Write out the whole listing exactly as it stands.
-- Material supplied start --
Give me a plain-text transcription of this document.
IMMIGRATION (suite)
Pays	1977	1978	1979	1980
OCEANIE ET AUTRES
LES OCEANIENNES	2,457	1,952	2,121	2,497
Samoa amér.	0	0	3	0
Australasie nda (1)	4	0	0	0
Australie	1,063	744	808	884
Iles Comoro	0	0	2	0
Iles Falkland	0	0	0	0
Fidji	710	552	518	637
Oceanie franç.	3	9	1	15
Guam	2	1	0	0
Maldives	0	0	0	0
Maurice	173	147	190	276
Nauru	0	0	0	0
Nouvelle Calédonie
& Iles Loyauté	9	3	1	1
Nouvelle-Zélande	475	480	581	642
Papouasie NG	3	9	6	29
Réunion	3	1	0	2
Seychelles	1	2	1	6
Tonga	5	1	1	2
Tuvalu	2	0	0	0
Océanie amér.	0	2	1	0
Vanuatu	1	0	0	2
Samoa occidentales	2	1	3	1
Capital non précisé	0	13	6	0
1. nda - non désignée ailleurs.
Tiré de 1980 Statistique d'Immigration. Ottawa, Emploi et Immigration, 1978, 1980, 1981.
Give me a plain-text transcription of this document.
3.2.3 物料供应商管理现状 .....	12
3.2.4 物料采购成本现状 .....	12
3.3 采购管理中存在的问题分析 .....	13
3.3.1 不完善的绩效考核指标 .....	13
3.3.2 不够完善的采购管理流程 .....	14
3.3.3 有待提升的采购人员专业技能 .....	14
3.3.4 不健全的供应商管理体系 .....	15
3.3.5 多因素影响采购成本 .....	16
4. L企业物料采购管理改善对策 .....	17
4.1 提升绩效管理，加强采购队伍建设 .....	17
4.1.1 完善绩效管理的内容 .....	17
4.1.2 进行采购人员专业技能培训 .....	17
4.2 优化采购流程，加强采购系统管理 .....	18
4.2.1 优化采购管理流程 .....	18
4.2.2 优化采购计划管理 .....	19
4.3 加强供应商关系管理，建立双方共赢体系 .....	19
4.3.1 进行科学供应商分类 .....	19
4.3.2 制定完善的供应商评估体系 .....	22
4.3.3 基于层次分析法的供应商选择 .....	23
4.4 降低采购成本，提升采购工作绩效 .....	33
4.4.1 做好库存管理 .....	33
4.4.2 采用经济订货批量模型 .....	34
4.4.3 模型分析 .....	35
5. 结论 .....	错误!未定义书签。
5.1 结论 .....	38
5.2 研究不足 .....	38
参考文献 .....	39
-- Material supplied end --
- **Reply**
Give me a plain-text transcription of this document.
IMMIGRATION (suite)
Pays	1977	1978	1979	1980
OCEANIE ET AUTRES
LES OCEANIENNES	2,457	1,952	2,121	2,497
Samoa amér.	0	0	3	0
Australasie nda (1)	4	0	0	0
Australie	1,063	744	808	884
Iles Comoro	0	0	2	0
Iles Falkland	0	0	0	0
Fidji	710	552	518	637
Oceanie franç.	3	9	1	15
Guam	2	1	0	0
Maldives	0	0	0	0
Maurice	173	147	190	276
Nauru	0	0	0	0
Nouvelle Calédonie
& Iles Loyauté	9	3	1	1
Nouvelle-Zélande	475	480	581	642
Papouasie NG	3	9	6	29
Réunion	3	1	0	2
Seychelles	1	2	1	6
Tonga	5	1	1	2
Tuvalu	2	0	0	0
Océanie amér.	0	2	1	0
Vanuatu	1	0	0	2
Samoa occidentales	2	1	3	1
Capital non précisé	0	13	6	0
1. nda - non désignée ailleurs.
Tiré de 1980 Statistique d'Immigration. Ottawa, Emploi et Immigration, 1978, 1980, 1981.
Give me a plain-text transcription of this document.
3.2.3 物料供应商管理现状 .....	12
3.2.4 物料采购成本现状 .....	12
3.3 采购管理中存在的问题分析 .....	13
3.3.1 不完善的绩效考核指标 .....	13
3.3.2 不够完善的采购管理流程 .....	14
3.3.3 有待提升的采购人员专业技能 .....	14
3.3.4 不健全的供应商管理体系 .....	15
3.3.5 多因素影响采购成本 .....	16
4. L企业物料采购管理改善对策 .....	17
4.1 提升绩效管理，加强采购队伍建设 .....	17
4.1.1 完善绩效管理的内容 .....	17
4.1.2 进行采购人员专业技能培训 .....	17
4.2 优化采购流程，加强采购系统管理 .....	18
4.2.1 优化采购管理流程 .....	18
4.2.2 优化采购计划管理 .....	19
4.3 加强供应商关系管理，建立双方共赢体系 .....	19
4.3.1 进行科学供应商分类 .....	19
4.3.2 制定完善的供应商评估体系 .....	22
4.3.3 基于层次分析法的供应商选择 .....	23
4.4 降低采购成本，提升采购工作绩效 .....	33
4.4.1 做好库存管理 .....	33
4.4.2 采用经济订货批量模型 .....	34
4.4.3 模型分析 .....	35
5. 结论 .....	错误!未定义书签。
5.1 结论 .....	38
5.2 研究不足 .....	38
参考文献 .....	39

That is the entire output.